-- Begin Entries supplied --

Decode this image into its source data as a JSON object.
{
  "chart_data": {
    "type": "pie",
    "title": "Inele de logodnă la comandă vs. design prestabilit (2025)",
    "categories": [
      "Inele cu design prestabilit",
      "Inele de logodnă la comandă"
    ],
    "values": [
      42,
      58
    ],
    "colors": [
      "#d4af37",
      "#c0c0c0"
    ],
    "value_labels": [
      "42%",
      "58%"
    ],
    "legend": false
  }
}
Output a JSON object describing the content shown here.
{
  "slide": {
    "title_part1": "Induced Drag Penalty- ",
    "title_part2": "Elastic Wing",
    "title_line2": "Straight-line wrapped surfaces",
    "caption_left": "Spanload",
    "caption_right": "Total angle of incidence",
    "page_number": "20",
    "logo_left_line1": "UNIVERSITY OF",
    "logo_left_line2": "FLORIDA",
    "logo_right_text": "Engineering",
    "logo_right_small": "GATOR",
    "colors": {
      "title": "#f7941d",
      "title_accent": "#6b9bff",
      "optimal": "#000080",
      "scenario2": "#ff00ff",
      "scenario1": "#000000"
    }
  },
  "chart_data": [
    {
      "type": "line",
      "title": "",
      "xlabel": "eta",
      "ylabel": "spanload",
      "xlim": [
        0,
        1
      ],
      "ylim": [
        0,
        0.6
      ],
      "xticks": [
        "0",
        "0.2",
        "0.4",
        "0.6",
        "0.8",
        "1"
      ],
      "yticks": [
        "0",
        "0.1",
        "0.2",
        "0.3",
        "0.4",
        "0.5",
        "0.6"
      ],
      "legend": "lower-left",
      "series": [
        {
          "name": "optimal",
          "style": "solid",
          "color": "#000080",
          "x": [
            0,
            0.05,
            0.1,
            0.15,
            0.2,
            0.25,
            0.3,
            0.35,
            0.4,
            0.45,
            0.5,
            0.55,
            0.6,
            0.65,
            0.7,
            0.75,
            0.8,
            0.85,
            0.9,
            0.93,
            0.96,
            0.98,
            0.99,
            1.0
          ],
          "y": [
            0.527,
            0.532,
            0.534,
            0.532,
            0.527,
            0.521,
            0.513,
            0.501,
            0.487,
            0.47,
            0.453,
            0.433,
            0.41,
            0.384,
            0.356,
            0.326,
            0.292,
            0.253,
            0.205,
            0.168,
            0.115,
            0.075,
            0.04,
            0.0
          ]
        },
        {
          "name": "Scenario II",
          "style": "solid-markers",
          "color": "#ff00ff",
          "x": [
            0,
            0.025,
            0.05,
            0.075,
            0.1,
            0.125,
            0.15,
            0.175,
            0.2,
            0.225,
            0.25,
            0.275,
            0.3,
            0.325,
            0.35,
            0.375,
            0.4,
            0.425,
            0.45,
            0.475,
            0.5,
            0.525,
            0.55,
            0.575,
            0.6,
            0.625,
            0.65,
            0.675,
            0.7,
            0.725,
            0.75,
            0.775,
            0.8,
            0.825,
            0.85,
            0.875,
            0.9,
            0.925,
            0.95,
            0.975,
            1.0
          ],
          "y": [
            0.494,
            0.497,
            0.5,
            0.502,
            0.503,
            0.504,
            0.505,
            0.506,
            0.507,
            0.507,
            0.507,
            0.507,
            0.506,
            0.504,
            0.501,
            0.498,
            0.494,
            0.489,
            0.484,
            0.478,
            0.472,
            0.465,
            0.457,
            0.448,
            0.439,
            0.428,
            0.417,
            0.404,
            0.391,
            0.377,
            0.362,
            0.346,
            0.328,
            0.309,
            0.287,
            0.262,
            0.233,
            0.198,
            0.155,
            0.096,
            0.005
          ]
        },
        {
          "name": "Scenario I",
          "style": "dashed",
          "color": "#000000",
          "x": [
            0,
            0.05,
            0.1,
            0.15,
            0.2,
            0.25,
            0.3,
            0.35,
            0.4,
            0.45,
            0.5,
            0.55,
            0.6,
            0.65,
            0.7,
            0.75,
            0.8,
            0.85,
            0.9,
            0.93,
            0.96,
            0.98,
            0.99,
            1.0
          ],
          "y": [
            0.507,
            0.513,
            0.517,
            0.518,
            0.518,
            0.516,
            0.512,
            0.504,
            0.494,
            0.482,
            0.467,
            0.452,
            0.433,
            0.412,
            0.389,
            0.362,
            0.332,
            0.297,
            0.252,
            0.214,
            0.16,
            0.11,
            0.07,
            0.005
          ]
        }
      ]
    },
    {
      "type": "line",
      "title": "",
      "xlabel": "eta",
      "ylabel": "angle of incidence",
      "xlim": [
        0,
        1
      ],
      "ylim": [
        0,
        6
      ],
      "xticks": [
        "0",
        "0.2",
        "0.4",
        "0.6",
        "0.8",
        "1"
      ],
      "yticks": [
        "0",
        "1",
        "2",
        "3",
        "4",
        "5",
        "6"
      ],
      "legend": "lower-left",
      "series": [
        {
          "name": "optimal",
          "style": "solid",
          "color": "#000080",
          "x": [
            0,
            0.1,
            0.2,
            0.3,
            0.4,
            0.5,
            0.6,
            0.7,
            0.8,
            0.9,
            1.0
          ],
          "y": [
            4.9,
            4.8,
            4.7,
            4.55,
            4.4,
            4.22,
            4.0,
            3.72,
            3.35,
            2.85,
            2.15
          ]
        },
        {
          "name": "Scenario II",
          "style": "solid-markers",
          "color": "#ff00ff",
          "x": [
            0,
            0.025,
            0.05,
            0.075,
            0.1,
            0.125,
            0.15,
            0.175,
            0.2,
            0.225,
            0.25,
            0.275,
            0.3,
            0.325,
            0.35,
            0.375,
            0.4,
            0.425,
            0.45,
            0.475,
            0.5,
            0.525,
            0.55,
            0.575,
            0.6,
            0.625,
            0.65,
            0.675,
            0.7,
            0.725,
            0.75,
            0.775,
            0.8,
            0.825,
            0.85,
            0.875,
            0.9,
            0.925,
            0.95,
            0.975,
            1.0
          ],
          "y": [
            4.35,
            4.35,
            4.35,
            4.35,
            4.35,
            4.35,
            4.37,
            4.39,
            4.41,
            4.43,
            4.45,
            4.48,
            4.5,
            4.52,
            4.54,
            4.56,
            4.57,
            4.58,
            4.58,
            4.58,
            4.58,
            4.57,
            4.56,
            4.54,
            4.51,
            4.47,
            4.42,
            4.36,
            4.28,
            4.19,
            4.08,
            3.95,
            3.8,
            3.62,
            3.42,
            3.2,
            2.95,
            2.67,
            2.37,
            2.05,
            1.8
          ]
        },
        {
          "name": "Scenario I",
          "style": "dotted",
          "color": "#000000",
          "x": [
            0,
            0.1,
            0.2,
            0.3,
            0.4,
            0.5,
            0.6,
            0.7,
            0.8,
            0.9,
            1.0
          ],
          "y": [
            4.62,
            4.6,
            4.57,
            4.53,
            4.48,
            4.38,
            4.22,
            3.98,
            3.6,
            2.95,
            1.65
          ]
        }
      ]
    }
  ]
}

-- End Entries supplied --

» Problem statement
Look above for every line with the word "logodnă" and copy it.

» The completed task
    "title": "Inele de logodnă la comandă vs. design prestabilit (2025)",
      "Inele de logodnă la comandă"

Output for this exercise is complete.